--- Start STORED ROWS ---

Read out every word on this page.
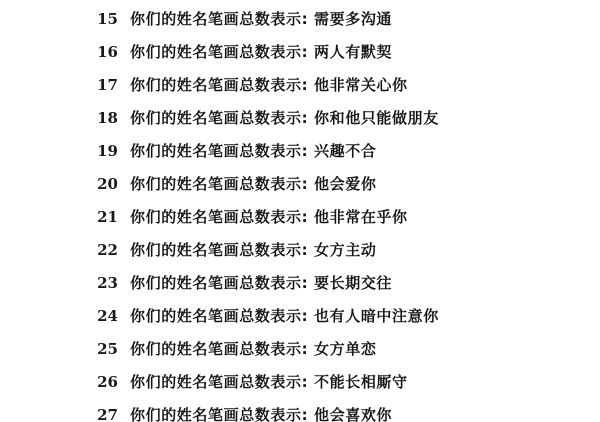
15 你们的姓名笔画总数表示: 需要多沟通
16 你们的姓名笔画总数表示: 两人有默契
17 你们的姓名笔画总数表示: 他非常关心你
18 你们的姓名笔画总数表示: 你和他只能做朋友
19 你们的姓名笔画总数表示: 兴趣不合
20 你们的姓名笔画总数表示: 他会爱你
21 你们的姓名笔画总数表示: 他非常在乎你
22 你们的姓名笔画总数表示: 女方主动
23 你们的姓名笔画总数表示: 要长期交往
24 你们的姓名笔画总数表示: 也有人暗中注意你
25 你们的姓名笔画总数表示: 女方单恋
26 你们的姓名笔画总数表示: 不能长相厮守
27 你们的姓名笔画总数表示: 他会喜欢你
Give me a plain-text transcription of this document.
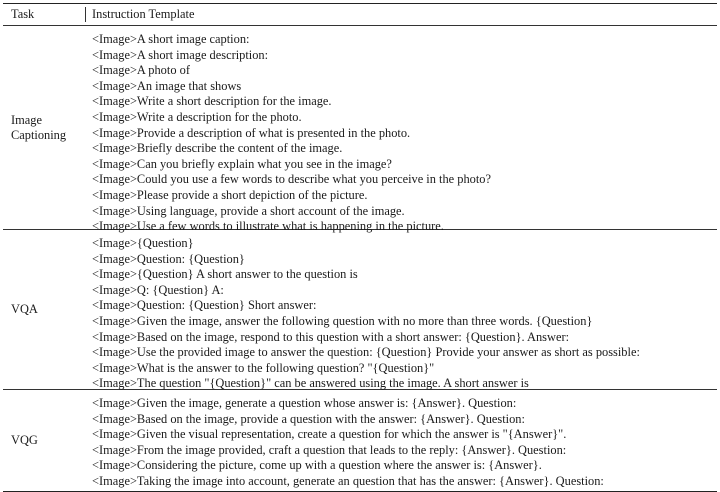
Task	Instruction Template
Image
Captioning
<Image>A short image caption:
<Image>A short image description:
<Image>A photo of
<Image>An image that shows
<Image>Write a short description for the image.
<Image>Write a description for the photo.
<Image>Provide a description of what is presented in the photo.
<Image>Briefly describe the content of the image.
<Image>Can you briefly explain what you see in the image?
<Image>Could you use a few words to describe what you perceive in the photo?
<Image>Please provide a short depiction of the picture.
<Image>Using language, provide a short account of the image.
<Image>Use a few words to illustrate what is happening in the picture.
VQA
<Image>{Question}
<Image>Question: {Question}
<Image>{Question} A short answer to the question is
<Image>Q: {Question} A:
<Image>Question: {Question} Short answer:
<Image>Given the image, answer the following question with no more than three words. {Question}
<Image>Based on the image, respond to this question with a short answer: {Question}. Answer:
<Image>Use the provided image to answer the question: {Question} Provide your answer as short as possible:
<Image>What is the answer to the following question? "{Question}"
<Image>The question "{Question}" can be answered using the image. A short answer is
VQG
<Image>Given the image, generate a question whose answer is: {Answer}. Question:
<Image>Based on the image, provide a question with the answer: {Answer}. Question:
<Image>Given the visual representation, create a question for which the answer is "{Answer}".
<Image>From the image provided, craft a question that leads to the reply: {Answer}. Question:
<Image>Considering the picture, come up with a question where the answer is: {Answer}.
<Image>Taking the image into account, generate an question that has the answer: {Answer}. Question:
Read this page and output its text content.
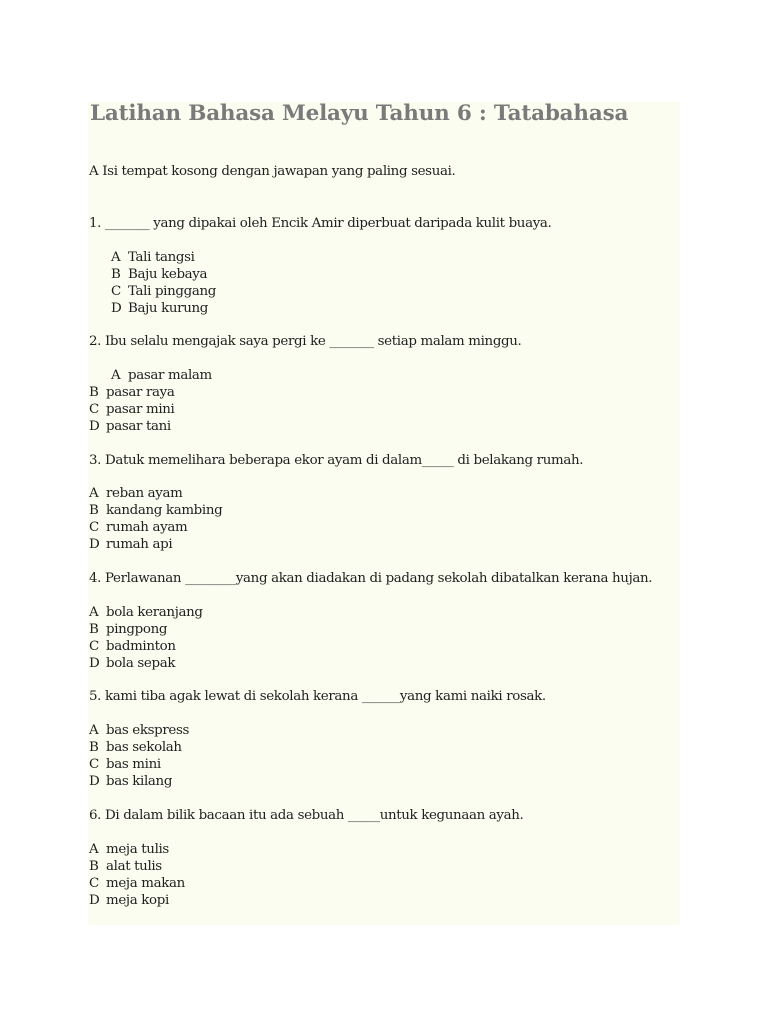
Latihan Bahasa Melayu Tahun 6 : Tatabahasa
A Isi tempat kosong dengan jawapan yang paling sesuai.
1. _______ yang dipakai oleh Encik Amir diperbuat daripada kulit buaya.
A Tali tangsi
B Baju kebaya
C Tali pinggang
D Baju kurung
2. Ibu selalu mengajak saya pergi ke _______ setiap malam minggu.
A pasar malam
B pasar raya
C pasar mini
D pasar tani
3. Datuk memelihara beberapa ekor ayam di dalam_____ di belakang rumah.
A reban ayam
B kandang kambing
C rumah ayam
D rumah api
4. Perlawanan ________yang akan diadakan di padang sekolah dibatalkan kerana hujan.
A bola keranjang
B pingpong
C badminton
D bola sepak
5. kami tiba agak lewat di sekolah kerana ______yang kami naiki rosak.
A bas ekspress
B bas sekolah
C bas mini
D bas kilang
6. Di dalam bilik bacaan itu ada sebuah _____untuk kegunaan ayah.
A meja tulis
B alat tulis
C meja makan
D meja kopi
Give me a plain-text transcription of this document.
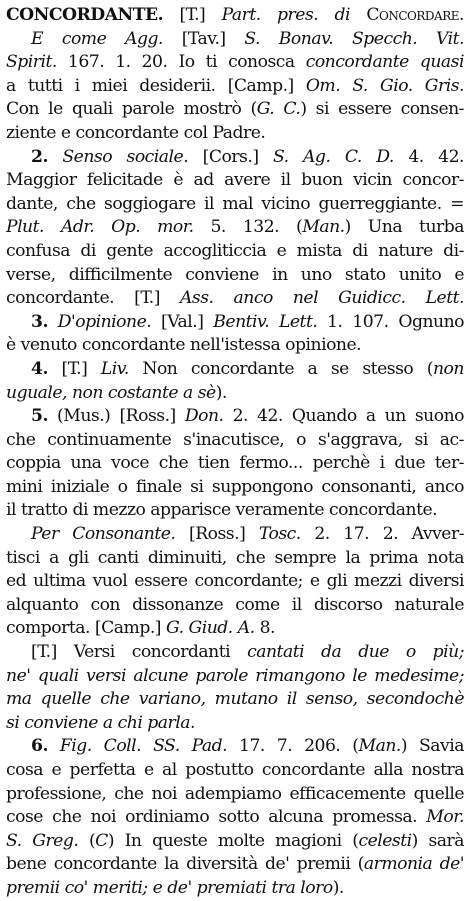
CONCORDANTE. [T.] Part. pres. di Concordare.
E come Agg. [Tav.] S. Bonav. Specch. Vit.
Spirit. 167. 1. 20. Io ti conosca concordante quasi
a tutti i miei desiderii. [Camp.] Om. S. Gio. Gris.
Con le quali parole mostrò (G. C.) si essere consen-
ziente e concordante col Padre.
2. Senso sociale. [Cors.] S. Ag. C. D. 4. 42.
Maggior felicitade è ad avere il buon vicin concor-
dante, che soggiogare il mal vicino guerreggiante. =
Plut. Adr. Op. mor. 5. 132. (Man.) Una turba
confusa di gente accogliticcia e mista di nature di-
verse, difficilmente conviene in uno stato unito e
concordante. [T.] Ass. anco nel Guidicc. Lett.
3. D'opinione. [Val.] Bentiv. Lett. 1. 107. Ognuno
è venuto concordante nell'istessa opinione.
4. [T.] Liv. Non concordante a se stesso (non
uguale, non costante a sè).
5. (Mus.) [Ross.] Don. 2. 42. Quando a un suono
che continuamente s'inacutisce, o s'aggrava, si ac-
coppia una voce che tien fermo... perchè i due ter-
mini iniziale o finale si suppongono consonanti, anco
il tratto di mezzo apparisce veramente concordante.
Per Consonante. [Ross.] Tosc. 2. 17. 2. Avver-
tisci a gli canti diminuiti, che sempre la prima nota
ed ultima vuol essere concordante; e gli mezzi diversi
alquanto con dissonanze come il discorso naturale
comporta. [Camp.] G. Giud. A. 8.
[T.] Versi concordanti cantati da due o più;
ne' quali versi alcune parole rimangono le medesime;
ma quelle che variano, mutano il senso, secondochè
si conviene a chi parla.
6. Fig. Coll. SS. Pad. 17. 7. 206. (Man.) Savia
cosa e perfetta e al postutto concordante alla nostra
professione, che noi adempiamo efficacemente quelle
cose che noi ordiniamo sotto alcuna promessa. Mor.
S. Greg. (C) In queste molte magioni (celesti) sarà
bene concordante la diversità de' premii (armonia de'
premii co' meriti; e de' premiati tra loro).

--- End STORED ROWS ---

* [EXERCISE DIRECTIONS]:
Go through the listing above and return every line where the word "mini" occurs.

* [REPLY]:
C pasar mini
C bas mini
mini iniziale o finale si suppongono consonanti, anco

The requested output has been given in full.